__GIVEN TASK__: Among the lines below, count those with "name". Give only the number.

Extracts from a graphics dataset
↓

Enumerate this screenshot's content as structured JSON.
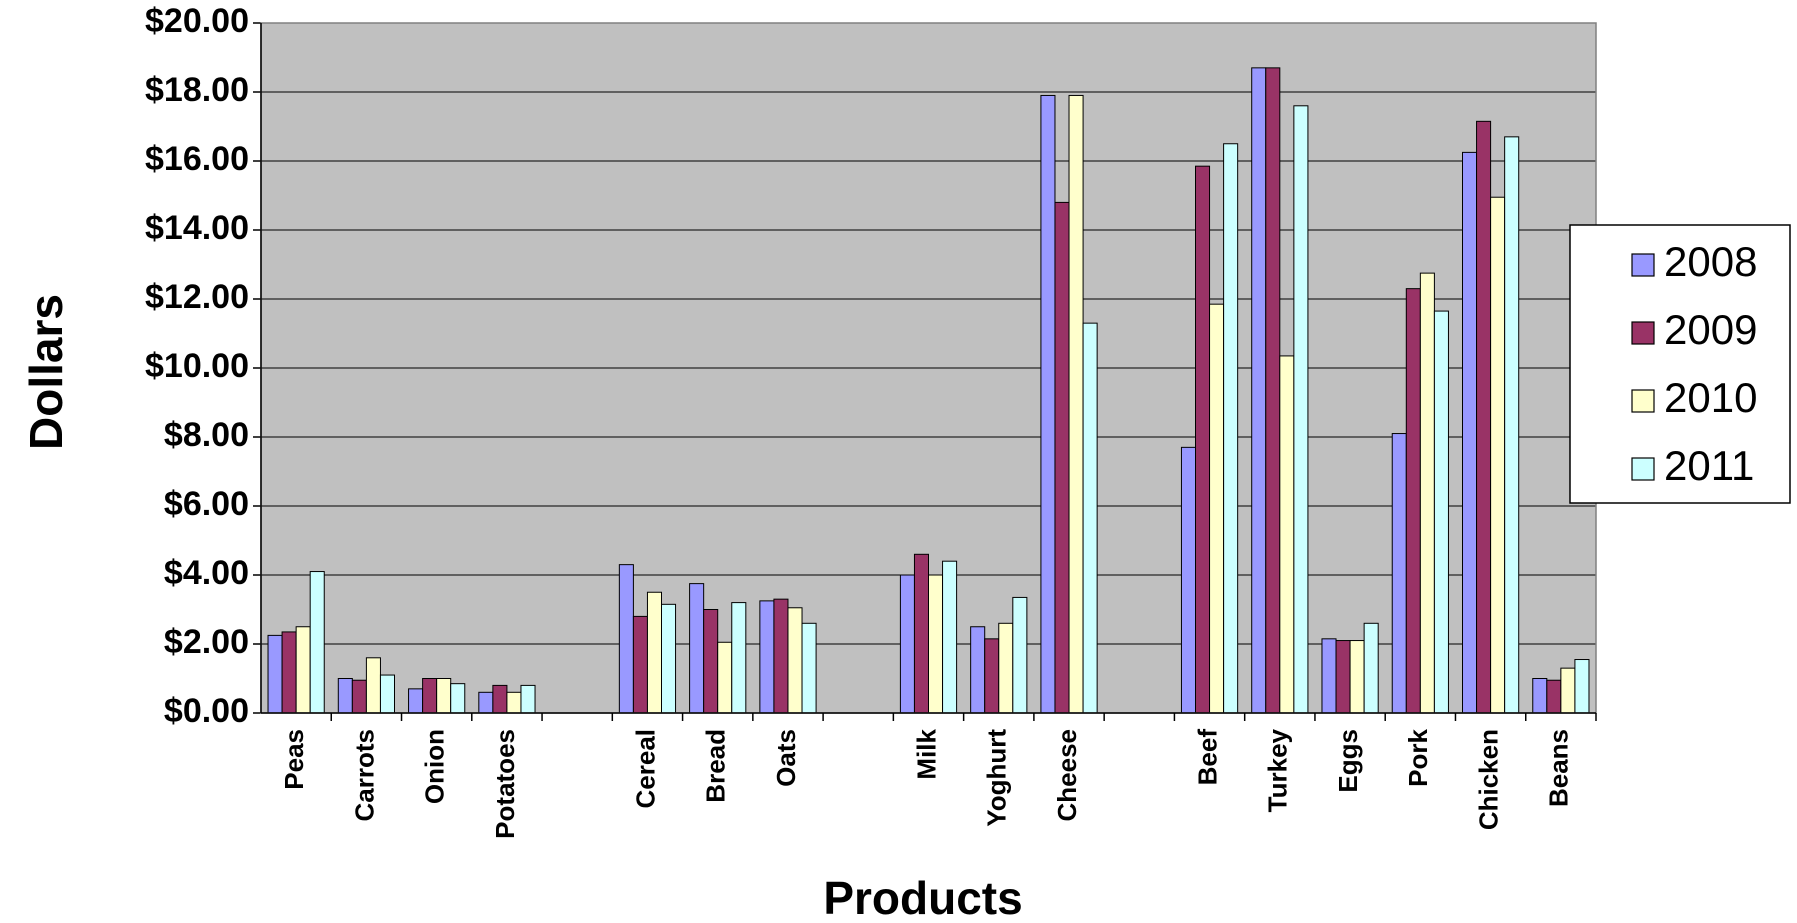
{
  "chart_data": {
    "type": "bar",
    "title": "",
    "xlabel": "Products",
    "ylabel": "Dollars",
    "ylim": [
      0,
      20
    ],
    "ytick_step": 2,
    "y_tick_format": "currency",
    "grid": true,
    "legend_position": "right",
    "plot_background": "#c0c0c0",
    "categories": [
      "Peas",
      "Carrots",
      "Onion",
      "Potatoes",
      "",
      "Cereal",
      "Bread",
      "Oats",
      "",
      "Milk",
      "Yoghurt",
      "Cheese",
      "",
      "Beef",
      "Turkey",
      "Eggs",
      "Pork",
      "Chicken",
      "Beans"
    ],
    "series": [
      {
        "name": "2008",
        "color": "#9999ff",
        "values": [
          2.25,
          1.0,
          0.7,
          0.6,
          null,
          4.3,
          3.75,
          3.25,
          null,
          4.0,
          2.5,
          17.9,
          null,
          7.7,
          18.7,
          2.15,
          8.1,
          16.25,
          1.0
        ]
      },
      {
        "name": "2009",
        "color": "#993366",
        "values": [
          2.35,
          0.95,
          1.0,
          0.8,
          null,
          2.8,
          3.0,
          3.3,
          null,
          4.6,
          2.15,
          14.8,
          null,
          15.85,
          18.7,
          2.1,
          12.3,
          17.15,
          0.95
        ]
      },
      {
        "name": "2010",
        "color": "#ffffcc",
        "values": [
          2.5,
          1.6,
          1.0,
          0.6,
          null,
          3.5,
          2.05,
          3.05,
          null,
          4.0,
          2.6,
          17.9,
          null,
          11.85,
          10.35,
          2.1,
          12.75,
          14.95,
          1.3
        ]
      },
      {
        "name": "2011",
        "color": "#ccffff",
        "values": [
          4.1,
          1.1,
          0.85,
          0.8,
          null,
          3.15,
          3.2,
          2.6,
          null,
          4.4,
          3.35,
          11.3,
          null,
          16.5,
          17.6,
          2.6,
          11.65,
          16.7,
          1.55
        ]
      }
    ]
  }
}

↑

__EXPECTED ANSWER__: 4